◆ Aim of the exercise: Copy every entry word for word. Skip the pictures.

A run of records
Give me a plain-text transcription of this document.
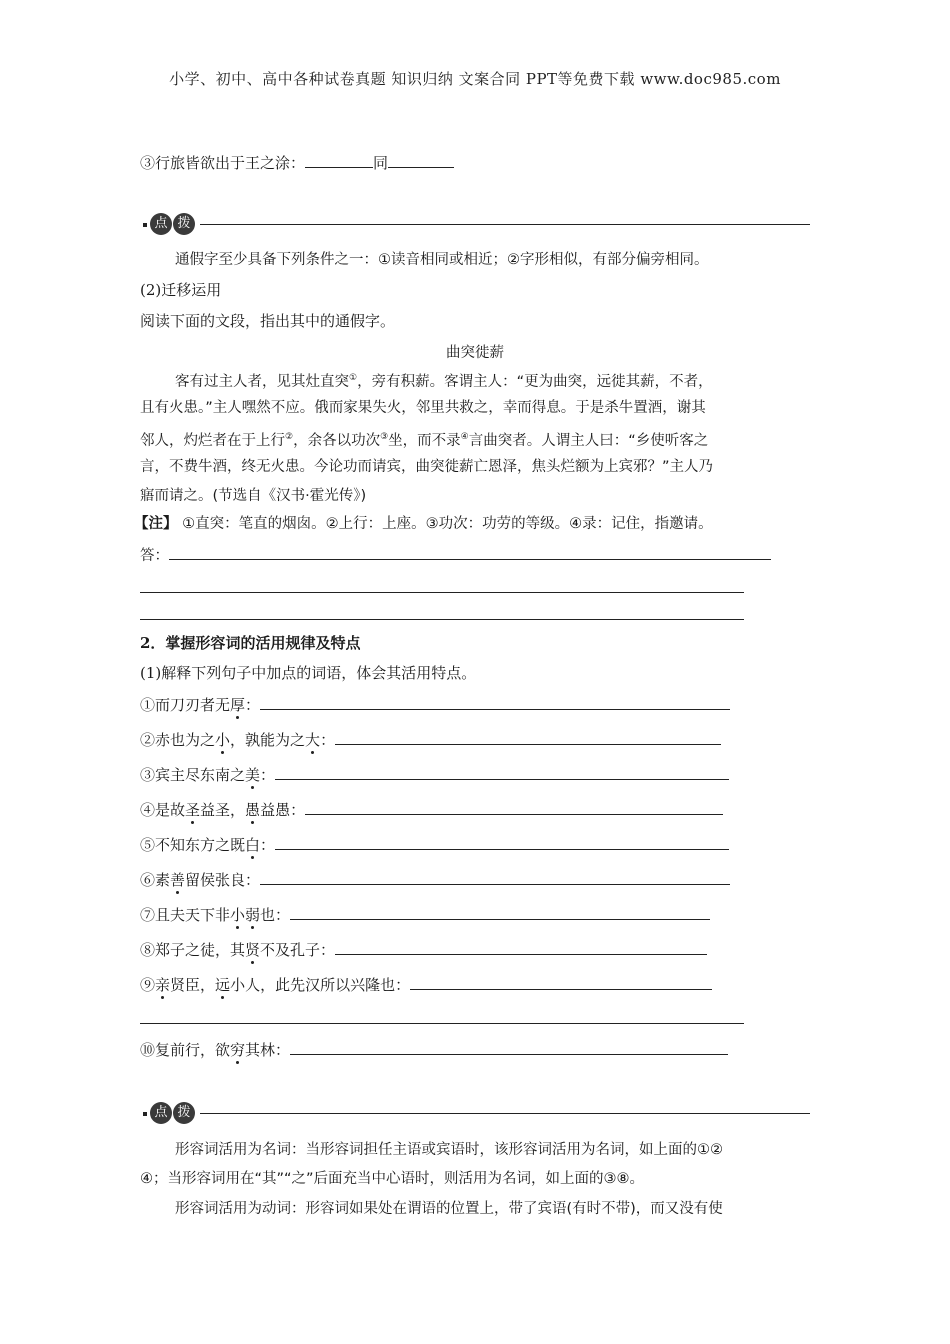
小学、初中、高中各种试卷真题 知识归纳 文案合同 PPT等免费下载 www.doc985.com
③行旅皆欲出于王之涂：	同
点 拨
通假字至少具备下列条件之一：①读音相同或相近；②字形相似，有部分偏旁相同。
(2)迁移运用
阅读下面的文段，指出其中的通假字。
曲突徙薪
客有过主人者，见其灶直突①，旁有积薪。客谓主人：“更为曲突，远徙其薪，不者，
且有火患。”主人嘿然不应。俄而家果失火，邻里共救之，幸而得息。于是杀牛置酒，谢其
邻人，灼烂者在于上行②，余各以功次③坐，而不录④言曲突者。人谓主人曰：“乡使听客之
言，不费牛酒，终无火患。今论功而请宾，曲突徙薪亡恩泽，焦头烂额为上宾邪？”主人乃
寤而请之。(节选自《汉书·霍光传》)
【注】 ①直突：笔直的烟囱。②上行：上座。③功次：功劳的等级。④录：记住，指邀请。
答：
2．掌握形容词的活用规律及特点
(1)解释下列句子中加点的词语，体会其活用特点。
①而刀刃者无厚：
②赤也为之小，孰能为之大：
③宾主尽东南之美：
④是故圣益圣，愚益愚：
⑤不知东方之既白：
⑥素善留侯张良：
⑦且夫天下非小弱也：
⑧郑子之徒，其贤不及孔子：
⑨亲贤臣，远小人，此先汉所以兴隆也：
⑩复前行，欲穷其林：
点 拨
形容词活用为名词：当形容词担任主语或宾语时，该形容词活用为名词，如上面的①②
④；当形容词用在“其”“之”后面充当中心语时，则活用为名词，如上面的③⑧。
形容词活用为动词：形容词如果处在谓语的位置上，带了宾语(有时不带)，而又没有使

◆ Answer to this exercise:
Give me a plain-text transcription of this document.
小学、初中、高中各种试卷真题 知识归纳 文案合同 PPT等免费下载 www.doc985.com
③行旅皆欲出于王之涂：	同
点 拨
通假字至少具备下列条件之一：①读音相同或相近；②字形相似，有部分偏旁相同。
(2)迁移运用
阅读下面的文段，指出其中的通假字。
曲突徙薪
客有过主人者，见其灶直突①，旁有积薪。客谓主人：“更为曲突，远徙其薪，不者，
且有火患。”主人嘿然不应。俄而家果失火，邻里共救之，幸而得息。于是杀牛置酒，谢其
邻人，灼烂者在于上行②，余各以功次③坐，而不录④言曲突者。人谓主人曰：“乡使听客之
言，不费牛酒，终无火患。今论功而请宾，曲突徙薪亡恩泽，焦头烂额为上宾邪？”主人乃
寤而请之。(节选自《汉书·霍光传》)
【注】 ①直突：笔直的烟囱。②上行：上座。③功次：功劳的等级。④录：记住，指邀请。
答：
2．掌握形容词的活用规律及特点
(1)解释下列句子中加点的词语，体会其活用特点。
①而刀刃者无厚：
②赤也为之小，孰能为之大：
③宾主尽东南之美：
④是故圣益圣，愚益愚：
⑤不知东方之既白：
⑥素善留侯张良：
⑦且夫天下非小弱也：
⑧郑子之徒，其贤不及孔子：
⑨亲贤臣，远小人，此先汉所以兴隆也：
⑩复前行，欲穷其林：
点 拨
形容词活用为名词：当形容词担任主语或宾语时，该形容词活用为名词，如上面的①②
④；当形容词用在“其”“之”后面充当中心语时，则活用为名词，如上面的③⑧。
形容词活用为动词：形容词如果处在谓语的位置上，带了宾语(有时不带)，而又没有使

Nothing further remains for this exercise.